Come procedere. Prosegui il testo sulla scelta della Casa Bianca di decidere quali giornalisti seguono il presidente, riprendendo subito dopo la sua ultima frase.

Testo fornito.
Mercoledì, la nuova amministrazione Trump ha stabilito che non sarà più la White House Correspondents’ Association (Whca), l’associazione dei corrispondenti della Casa Bianca istituita nel 1914 da Eisenhower, a decidere quali giornalisti seguiranno il presidente Usa nelle sue uscite pubbliche, ma direttamente l’ufficio stampa della Casa Bianca. Trump è stato chiaro in proposito: “Saremo noi a decidere”, ha detto, perché la possibilità di accompagnare il presidente è un “privilegio concesso alla stampa” dal presidente, “non un diritto”. Stando ai fatti, si tratta piuttosto di una consuetudine che la nuova Casa Bianca ha deciso di rompere.

Dati di analisi del layout di pagina:

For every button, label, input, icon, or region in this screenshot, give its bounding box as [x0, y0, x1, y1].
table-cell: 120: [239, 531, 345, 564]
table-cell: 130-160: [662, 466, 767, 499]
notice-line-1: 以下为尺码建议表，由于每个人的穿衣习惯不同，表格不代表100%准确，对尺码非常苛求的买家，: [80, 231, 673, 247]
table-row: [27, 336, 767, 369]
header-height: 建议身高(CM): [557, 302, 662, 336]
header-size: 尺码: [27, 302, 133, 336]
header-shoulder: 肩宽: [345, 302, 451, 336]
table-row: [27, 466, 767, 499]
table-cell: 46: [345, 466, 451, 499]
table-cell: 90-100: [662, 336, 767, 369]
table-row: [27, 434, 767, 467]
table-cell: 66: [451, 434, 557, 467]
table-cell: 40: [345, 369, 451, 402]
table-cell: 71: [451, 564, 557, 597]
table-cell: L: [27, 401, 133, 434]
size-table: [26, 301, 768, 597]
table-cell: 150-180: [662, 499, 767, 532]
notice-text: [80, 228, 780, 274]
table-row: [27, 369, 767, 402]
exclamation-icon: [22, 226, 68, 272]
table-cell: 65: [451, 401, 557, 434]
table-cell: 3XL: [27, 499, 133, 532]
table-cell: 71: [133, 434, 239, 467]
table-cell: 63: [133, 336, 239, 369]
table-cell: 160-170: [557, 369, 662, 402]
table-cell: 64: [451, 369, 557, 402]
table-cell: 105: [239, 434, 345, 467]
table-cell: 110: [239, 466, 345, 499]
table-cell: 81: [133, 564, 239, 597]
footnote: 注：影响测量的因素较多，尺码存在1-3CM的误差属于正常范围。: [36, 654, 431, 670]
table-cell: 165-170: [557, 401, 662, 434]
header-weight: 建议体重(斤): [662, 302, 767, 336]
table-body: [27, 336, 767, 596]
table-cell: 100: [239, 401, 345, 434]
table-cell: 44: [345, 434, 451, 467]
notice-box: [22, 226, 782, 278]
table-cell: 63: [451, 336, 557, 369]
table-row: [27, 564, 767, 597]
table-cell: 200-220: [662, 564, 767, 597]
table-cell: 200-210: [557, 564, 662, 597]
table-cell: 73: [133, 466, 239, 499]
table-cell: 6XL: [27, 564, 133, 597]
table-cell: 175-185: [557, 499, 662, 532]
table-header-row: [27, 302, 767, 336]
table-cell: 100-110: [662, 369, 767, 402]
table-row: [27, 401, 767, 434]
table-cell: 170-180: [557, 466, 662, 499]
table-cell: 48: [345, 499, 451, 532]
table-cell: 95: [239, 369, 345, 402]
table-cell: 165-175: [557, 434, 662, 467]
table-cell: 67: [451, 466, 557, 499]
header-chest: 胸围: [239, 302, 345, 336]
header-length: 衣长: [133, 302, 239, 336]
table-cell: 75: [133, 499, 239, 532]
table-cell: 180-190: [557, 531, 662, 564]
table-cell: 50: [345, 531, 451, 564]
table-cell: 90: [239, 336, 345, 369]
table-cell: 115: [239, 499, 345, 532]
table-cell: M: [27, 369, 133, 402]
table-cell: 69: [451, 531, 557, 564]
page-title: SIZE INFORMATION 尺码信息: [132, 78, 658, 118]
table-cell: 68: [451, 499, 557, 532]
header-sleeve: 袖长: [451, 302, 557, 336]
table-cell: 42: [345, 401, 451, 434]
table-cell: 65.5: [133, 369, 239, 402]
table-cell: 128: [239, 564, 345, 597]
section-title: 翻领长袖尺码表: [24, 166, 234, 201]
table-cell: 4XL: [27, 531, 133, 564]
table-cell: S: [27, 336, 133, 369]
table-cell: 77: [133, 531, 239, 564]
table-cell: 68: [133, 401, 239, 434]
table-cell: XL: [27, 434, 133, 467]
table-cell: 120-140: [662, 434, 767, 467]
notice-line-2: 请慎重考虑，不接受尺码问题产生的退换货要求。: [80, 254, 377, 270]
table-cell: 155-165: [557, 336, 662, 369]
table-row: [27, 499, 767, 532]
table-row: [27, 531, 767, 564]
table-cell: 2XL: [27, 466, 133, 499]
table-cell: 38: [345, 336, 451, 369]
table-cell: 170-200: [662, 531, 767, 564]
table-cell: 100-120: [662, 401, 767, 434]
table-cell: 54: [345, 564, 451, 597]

Risposta.
La composizione del “pool presidenziale”, il gruppo ristretto di 13 giornalisti scelti a rotazione tra le centinaia di corrispondenti di carta stampata, radio e tv nazionali e internazionali alla Casa Bianca, per trasmettere di prima mano a tutti gli altri le dichiarazioni del presidente, è stata decisa per decenni dalla Whca, per garantire la libertà dalle ingerenze governative sulla stampa. Ap, Bloomberg e Reuters erano da tempo presenze fisse in quanto rappresentanti di agenzie di stampa.
La consuetudine si è rotta mercoledì. Per seguire il primo gabinetto presidenziale, l’associazione dei corrispondenti aveva designato l’HuffPost come testata di turno per i media scritti, ma la Casa Bianca ha imposto che fosse Axios. L’ultima volta che l’HuffPost era stato nel pool, Trump aveva reagito male a una sua domanda. Allo stesso modo, l’amministrazione ha escluso Reuters dal pool fisso, accusata dai trumpiani e da Elon Musk di essere “di estrema sinistra”. Va peggio all’Associated Press, bandita dai pool, dallo Studio Ovale e dall’Air Force one e privata del suo storico ufficio fisso alla Casa Bianca per aver rifiutato di chiamare nei suoi articoli il Golfo del Messico con la nominazione imposta da Trump di “Golfo d’America”. “Ap è stata terribile, penso che siano di sinistra radicale”, aveva detto il presidente.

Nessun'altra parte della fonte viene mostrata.